#### [Problem to solve]
Find and copy each line of the records where the string "source" shows up.

— START OF Dataset entries —

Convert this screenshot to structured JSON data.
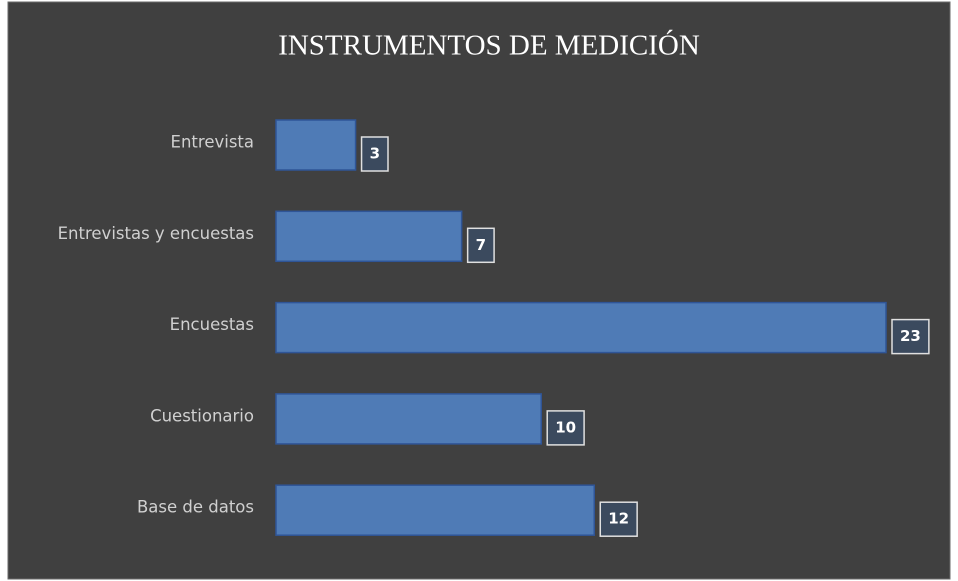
{
  "chart_data": {
    "type": "bar",
    "orientation": "horizontal",
    "title": "INSTRUMENTOS DE MEDICIÓN",
    "categories": [
      "Entrevista",
      "Entrevistas y encuestas",
      "Encuestas",
      "Cuestionario",
      "Base de datos"
    ],
    "values": [
      3,
      7,
      23,
      10,
      12
    ],
    "color": "#4f7bb6"
  }
}
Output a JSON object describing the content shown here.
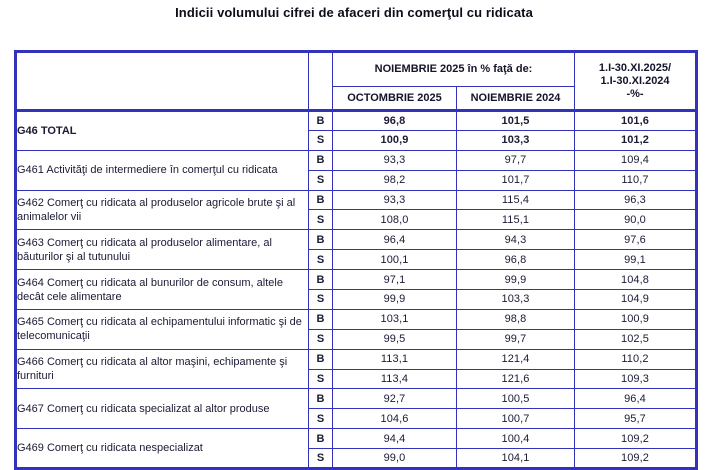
{
  "title": "Indicii volumului cifrei de afaceri din comerţul cu ridicata",
  "colors": {
    "border_blue": "#3232bb",
    "text": "#1b1b35",
    "title_text": "#0d0d1a"
  },
  "table": {
    "header": {
      "group_label": "NOIEMBRIE 2025 în % faţă de:",
      "sub_col1": "OCTOMBRIE 2025",
      "sub_col2": "NOIEMBRIE 2024",
      "cum_line1": "1.I-30.XI.2025/",
      "cum_line2": "1.I-30.XI.2024",
      "cum_line3": "-%-"
    },
    "series_labels": {
      "b": "B",
      "s": "S"
    },
    "rows": [
      {
        "name": "G46 TOTAL",
        "bold": true,
        "b": [
          "96,8",
          "101,5",
          "101,6"
        ],
        "s": [
          "100,9",
          "103,3",
          "101,2"
        ]
      },
      {
        "name": "G461 Activităţi de intermediere în comerţul cu ridicata",
        "bold": false,
        "b": [
          "93,3",
          "97,7",
          "109,4"
        ],
        "s": [
          "98,2",
          "101,7",
          "110,7"
        ]
      },
      {
        "name": "G462 Comerţ cu ridicata al produselor agricole brute şi al animalelor vii",
        "bold": false,
        "b": [
          "93,3",
          "115,4",
          "96,3"
        ],
        "s": [
          "108,0",
          "115,1",
          "90,0"
        ]
      },
      {
        "name": "G463 Comerţ cu ridicata al produselor alimentare, al băuturilor şi al tutunului",
        "bold": false,
        "b": [
          "96,4",
          "94,3",
          "97,6"
        ],
        "s": [
          "100,1",
          "96,8",
          "99,1"
        ]
      },
      {
        "name": "G464 Comerţ cu ridicata al bunurilor de consum, altele decât cele alimentare",
        "bold": false,
        "b": [
          "97,1",
          "99,9",
          "104,8"
        ],
        "s": [
          "99,9",
          "103,3",
          "104,9"
        ]
      },
      {
        "name": "G465 Comerţ cu ridicata al echipamentului informatic şi de telecomunicaţii",
        "bold": false,
        "b": [
          "103,1",
          "98,8",
          "100,9"
        ],
        "s": [
          "99,5",
          "99,7",
          "102,5"
        ]
      },
      {
        "name": "G466 Comerţ cu ridicata al altor maşini, echipamente şi furnituri",
        "bold": false,
        "b": [
          "113,1",
          "121,4",
          "110,2"
        ],
        "s": [
          "113,4",
          "121,6",
          "109,3"
        ]
      },
      {
        "name": "G467 Comerţ cu ridicata specializat al altor produse",
        "bold": false,
        "b": [
          "92,7",
          "100,5",
          "96,4"
        ],
        "s": [
          "104,6",
          "100,7",
          "95,7"
        ]
      },
      {
        "name": "G469 Comerţ cu ridicata nespecializat",
        "bold": false,
        "b": [
          "94,4",
          "100,4",
          "109,2"
        ],
        "s": [
          "99,0",
          "104,1",
          "109,2"
        ]
      }
    ]
  }
}
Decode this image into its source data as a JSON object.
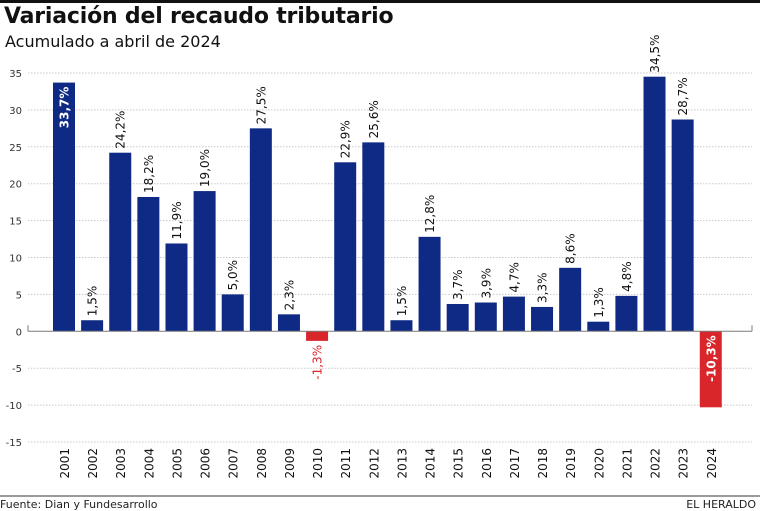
{
  "header": {
    "title": "Variación del recaudo tributario",
    "subtitle": "Acumulado a abril de 2024"
  },
  "footer": {
    "source": "Fuente: Dian y Fundesarrollo",
    "brand": "EL HERALDO"
  },
  "colors": {
    "positive": "#0f2a84",
    "negative": "#d9262b",
    "grid": "#c8c8c8",
    "axis": "#7a7a7a"
  },
  "chart_data": {
    "type": "bar",
    "title": "Variación del recaudo tributario",
    "subtitle": "Acumulado a abril de 2024",
    "xlabel": "",
    "ylabel": "",
    "ylim": [
      -15,
      35
    ],
    "yticks": [
      35,
      30,
      25,
      20,
      15,
      10,
      5,
      0,
      -5,
      -10,
      -15
    ],
    "grid": true,
    "legend": "none",
    "categories": [
      "2001",
      "2002",
      "2003",
      "2004",
      "2005",
      "2006",
      "2007",
      "2008",
      "2009",
      "2010",
      "2011",
      "2012",
      "2013",
      "2014",
      "2015",
      "2016",
      "2017",
      "2018",
      "2019",
      "2020",
      "2021",
      "2022",
      "2023",
      "2024"
    ],
    "values": [
      33.7,
      1.5,
      24.2,
      18.2,
      11.9,
      19.0,
      5.0,
      27.5,
      2.3,
      -1.3,
      22.9,
      25.6,
      1.5,
      12.8,
      3.7,
      3.9,
      4.7,
      3.3,
      8.6,
      1.3,
      4.8,
      34.5,
      28.7,
      -10.3
    ],
    "labels": [
      "33,7%",
      "1,5%",
      "24,2%",
      "18,2%",
      "11,9%",
      "19,0%",
      "5,0%",
      "27,5%",
      "2,3%",
      "-1,3%",
      "22,9%",
      "25,6%",
      "1,5%",
      "12,8%",
      "3,7%",
      "3,9%",
      "4,7%",
      "3,3%",
      "8,6%",
      "1,3%",
      "4,8%",
      "34,5%",
      "28,7%",
      "-10,3%"
    ],
    "label_inside": [
      "2001",
      "2024"
    ]
  }
}
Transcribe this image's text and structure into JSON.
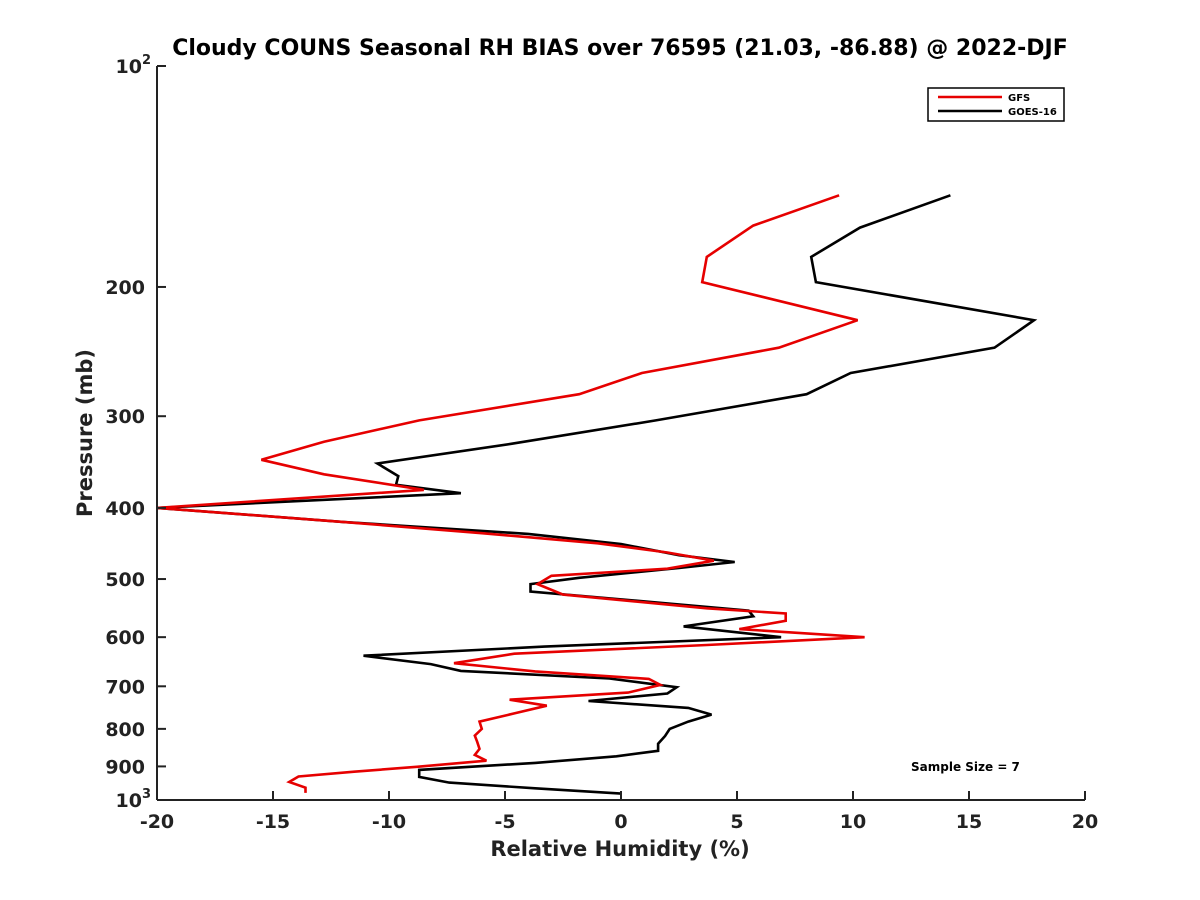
{
  "chart_data": {
    "type": "line",
    "title": "Cloudy COUNS Seasonal RH BIAS over 76595 (21.03, -86.88) @ 2022-DJF",
    "xlabel": "Relative Humidity (%)",
    "ylabel": "Pressure (mb)",
    "xlim": [
      -20,
      20
    ],
    "ylim": [
      100,
      1000
    ],
    "yscale": "log",
    "yreversed": true,
    "x_ticks": [
      "-20",
      "-15",
      "-10",
      "-5",
      "0",
      "5",
      "10",
      "15",
      "20"
    ],
    "y_ticks": [
      {
        "value": 100,
        "label": "10",
        "sup": "2"
      },
      {
        "value": 200,
        "label": "200",
        "sup": ""
      },
      {
        "value": 300,
        "label": "300",
        "sup": ""
      },
      {
        "value": 400,
        "label": "400",
        "sup": ""
      },
      {
        "value": 500,
        "label": "500",
        "sup": ""
      },
      {
        "value": 600,
        "label": "600",
        "sup": ""
      },
      {
        "value": 700,
        "label": "700",
        "sup": ""
      },
      {
        "value": 800,
        "label": "800",
        "sup": ""
      },
      {
        "value": 900,
        "label": "900",
        "sup": ""
      },
      {
        "value": 1000,
        "label": "10",
        "sup": "3"
      }
    ],
    "legend_position": "top-right",
    "series": [
      {
        "name": "GFS",
        "color": "#e60000",
        "points": [
          [
            9.4,
            150
          ],
          [
            5.7,
            165
          ],
          [
            3.7,
            182
          ],
          [
            3.5,
            197
          ],
          [
            10.2,
            222
          ],
          [
            6.8,
            242
          ],
          [
            0.9,
            262
          ],
          [
            -1.8,
            280
          ],
          [
            -8.7,
            304
          ],
          [
            -12.8,
            325
          ],
          [
            -15.5,
            344
          ],
          [
            -12.8,
            360
          ],
          [
            -8.5,
            378
          ],
          [
            -20,
            400
          ],
          [
            -12,
            418
          ],
          [
            -6,
            433
          ],
          [
            -1,
            447
          ],
          [
            2,
            460
          ],
          [
            4,
            472
          ],
          [
            2,
            484
          ],
          [
            -3,
            495
          ],
          [
            -3.6,
            508
          ],
          [
            -2.5,
            525
          ],
          [
            3.7,
            548
          ],
          [
            7.1,
            557
          ],
          [
            7.1,
            570
          ],
          [
            5.1,
            585
          ],
          [
            10.5,
            600
          ],
          [
            3.7,
            615
          ],
          [
            -4.6,
            632
          ],
          [
            -7.2,
            651
          ],
          [
            -3.7,
            668
          ],
          [
            1.2,
            684
          ],
          [
            1.7,
            697
          ],
          [
            0.3,
            714
          ],
          [
            -4.8,
            730
          ],
          [
            -3.2,
            744
          ],
          [
            -4.6,
            762
          ],
          [
            -6.1,
            782
          ],
          [
            -6.0,
            800
          ],
          [
            -6.3,
            817
          ],
          [
            -6.2,
            833
          ],
          [
            -6.1,
            852
          ],
          [
            -6.3,
            868
          ],
          [
            -5.8,
            884
          ],
          [
            -8.8,
            901
          ],
          [
            -11.5,
            915
          ],
          [
            -13.9,
            929
          ],
          [
            -14.3,
            945
          ],
          [
            -13.6,
            962
          ],
          [
            -13.6,
            978
          ]
        ]
      },
      {
        "name": "GOES-16",
        "color": "#000000",
        "points": [
          [
            14.2,
            150
          ],
          [
            10.3,
            166
          ],
          [
            8.2,
            182
          ],
          [
            8.4,
            197
          ],
          [
            17.8,
            222
          ],
          [
            16.1,
            242
          ],
          [
            9.9,
            262
          ],
          [
            8.0,
            280
          ],
          [
            1.5,
            304
          ],
          [
            -4.7,
            327
          ],
          [
            -10.5,
            348
          ],
          [
            -9.6,
            362
          ],
          [
            -9.7,
            372
          ],
          [
            -6.9,
            382
          ],
          [
            -20,
            400
          ],
          [
            -12,
            418
          ],
          [
            -4,
            434
          ],
          [
            0,
            448
          ],
          [
            2.5,
            464
          ],
          [
            4.9,
            474
          ],
          [
            2.5,
            483
          ],
          [
            -1.8,
            498
          ],
          [
            -3.9,
            508
          ],
          [
            -3.9,
            520
          ],
          [
            1.5,
            538
          ],
          [
            5.5,
            552
          ],
          [
            5.7,
            562
          ],
          [
            2.7,
            580
          ],
          [
            6.9,
            600
          ],
          [
            -3.3,
            618
          ],
          [
            -11.1,
            636
          ],
          [
            -8.2,
            653
          ],
          [
            -6.9,
            667
          ],
          [
            -0.5,
            683
          ],
          [
            2.4,
            702
          ],
          [
            2.0,
            716
          ],
          [
            -1.4,
            733
          ],
          [
            2.9,
            749
          ],
          [
            3.9,
            765
          ],
          [
            2.9,
            782
          ],
          [
            2.1,
            800
          ],
          [
            1.9,
            818
          ],
          [
            1.6,
            838
          ],
          [
            1.6,
            857
          ],
          [
            -0.2,
            872
          ],
          [
            -3.7,
            890
          ],
          [
            -8.7,
            910
          ],
          [
            -8.7,
            930
          ],
          [
            -7.4,
            947
          ],
          [
            -3.7,
            964
          ],
          [
            0,
            980
          ]
        ]
      }
    ],
    "annotation": "Sample Size = 7"
  }
}
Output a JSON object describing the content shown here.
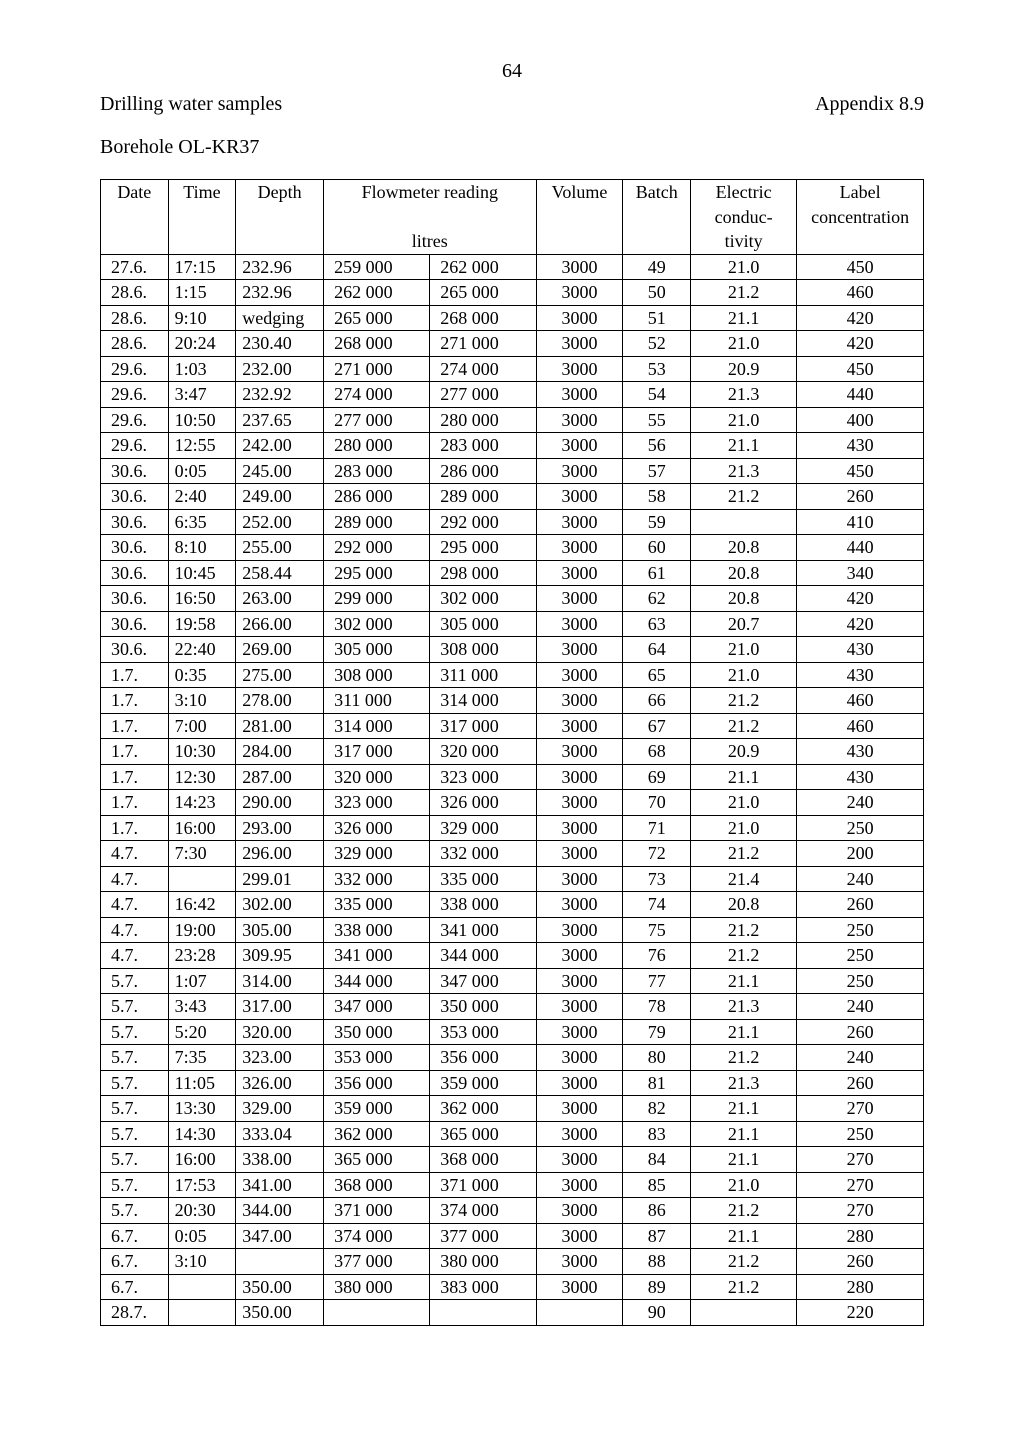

— END OF Dataset entries —

#### [Response to the task]
Decode this image into its source data as a JSON object.
    "source": "Fuente: Dian y Fundesarrollo",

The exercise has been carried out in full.